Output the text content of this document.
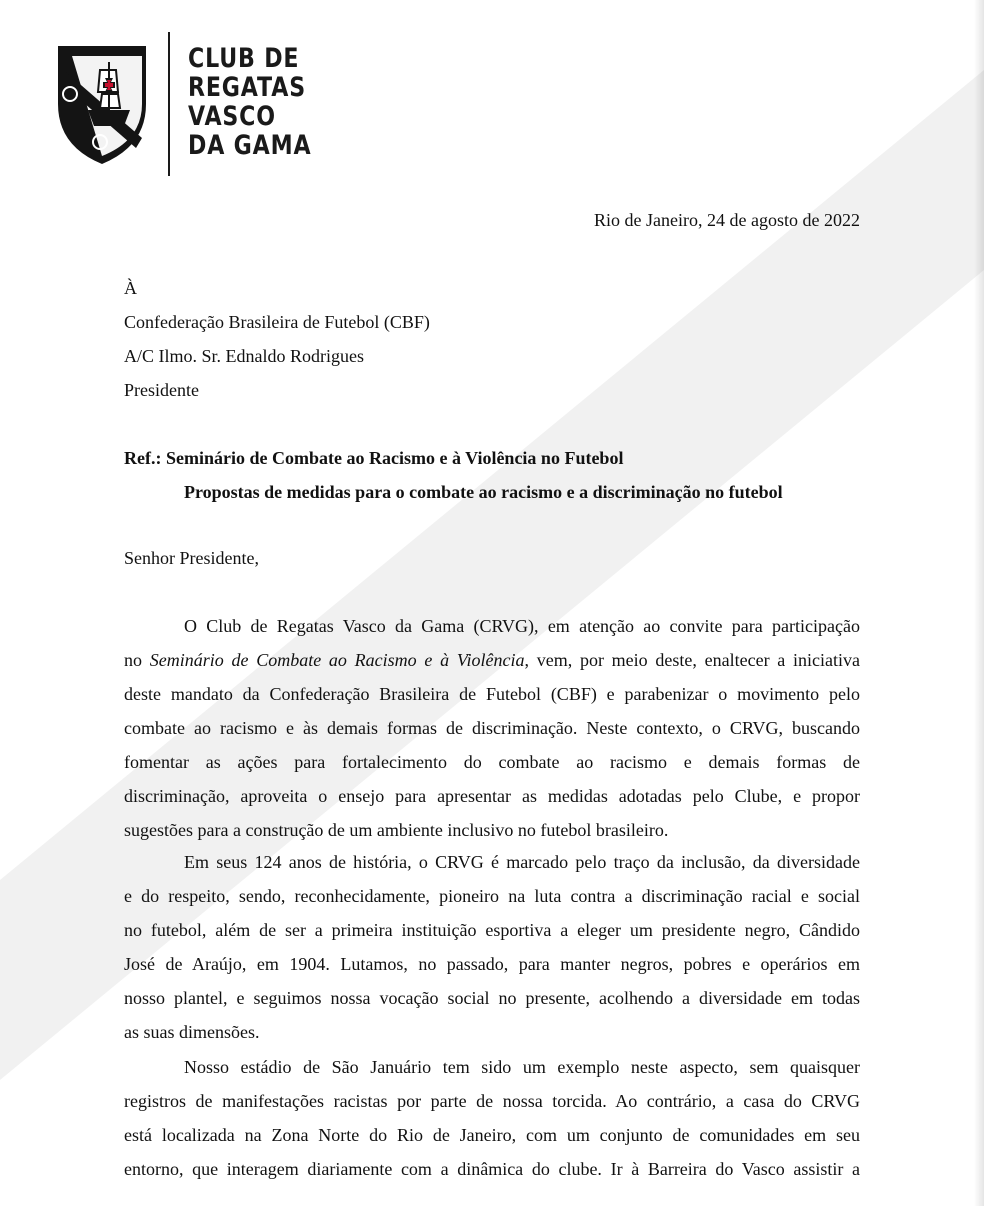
CLUB DE
REGATAS
VASCO
DA GAMA
Rio de Janeiro, 24 de agosto de 2022
À
Confederação Brasileira de Futebol (CBF)
A/C Ilmo. Sr. Ednaldo Rodrigues
Presidente
Ref.: Seminário de Combate ao Racismo e à Violência no Futebol
Propostas de medidas para o combate ao racismo e a discriminação no futebol
Senhor Presidente,
O Club de Regatas Vasco da Gama (CRVG), em atenção ao convite para participação
no Seminário de Combate ao Racismo e à Violência, vem, por meio deste, enaltecer a iniciativa
deste mandato da Confederação Brasileira de Futebol (CBF) e parabenizar o movimento pelo
combate ao racismo e às demais formas de discriminação. Neste contexto, o CRVG, buscando
fomentar as ações para fortalecimento do combate ao racismo e demais formas de
discriminação, aproveita o ensejo para apresentar as medidas adotadas pelo Clube, e propor
sugestões para a construção de um ambiente inclusivo no futebol brasileiro.
Em seus 124 anos de história, o CRVG é marcado pelo traço da inclusão, da diversidade
e do respeito, sendo, reconhecidamente, pioneiro na luta contra a discriminação racial e social
no futebol, além de ser a primeira instituição esportiva a eleger um presidente negro, Cândido
José de Araújo, em 1904. Lutamos, no passado, para manter negros, pobres e operários em
nosso plantel, e seguimos nossa vocação social no presente, acolhendo a diversidade em todas
as suas dimensões.
Nosso estádio de São Januário tem sido um exemplo neste aspecto, sem quaisquer
registros de manifestações racistas por parte de nossa torcida. Ao contrário, a casa do CRVG
está localizada na Zona Norte do Rio de Janeiro, com um conjunto de comunidades em seu
entorno, que interagem diariamente com a dinâmica do clube. Ir à Barreira do Vasco assistir a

######

== REQUIRED WORK ==
Repeat all the records above exactly, leaving out any pictures.

== WRITTEN REPLY ==
Output the text content of this document.
CLUB DE
REGATAS
VASCO
DA GAMA
Rio de Janeiro, 24 de agosto de 2022
À
Confederação Brasileira de Futebol (CBF)
A/C Ilmo. Sr. Ednaldo Rodrigues
Presidente
Ref.: Seminário de Combate ao Racismo e à Violência no Futebol
Propostas de medidas para o combate ao racismo e a discriminação no futebol
Senhor Presidente,
O Club de Regatas Vasco da Gama (CRVG), em atenção ao convite para participação
no Seminário de Combate ao Racismo e à Violência, vem, por meio deste, enaltecer a iniciativa
deste mandato da Confederação Brasileira de Futebol (CBF) e parabenizar o movimento pelo
combate ao racismo e às demais formas de discriminação. Neste contexto, o CRVG, buscando
fomentar as ações para fortalecimento do combate ao racismo e demais formas de
discriminação, aproveita o ensejo para apresentar as medidas adotadas pelo Clube, e propor
sugestões para a construção de um ambiente inclusivo no futebol brasileiro.
Em seus 124 anos de história, o CRVG é marcado pelo traço da inclusão, da diversidade
e do respeito, sendo, reconhecidamente, pioneiro na luta contra a discriminação racial e social
no futebol, além de ser a primeira instituição esportiva a eleger um presidente negro, Cândido
José de Araújo, em 1904. Lutamos, no passado, para manter negros, pobres e operários em
nosso plantel, e seguimos nossa vocação social no presente, acolhendo a diversidade em todas
as suas dimensões.
Nosso estádio de São Januário tem sido um exemplo neste aspecto, sem quaisquer
registros de manifestações racistas por parte de nossa torcida. Ao contrário, a casa do CRVG
está localizada na Zona Norte do Rio de Janeiro, com um conjunto de comunidades em seu
entorno, que interagem diariamente com a dinâmica do clube. Ir à Barreira do Vasco assistir a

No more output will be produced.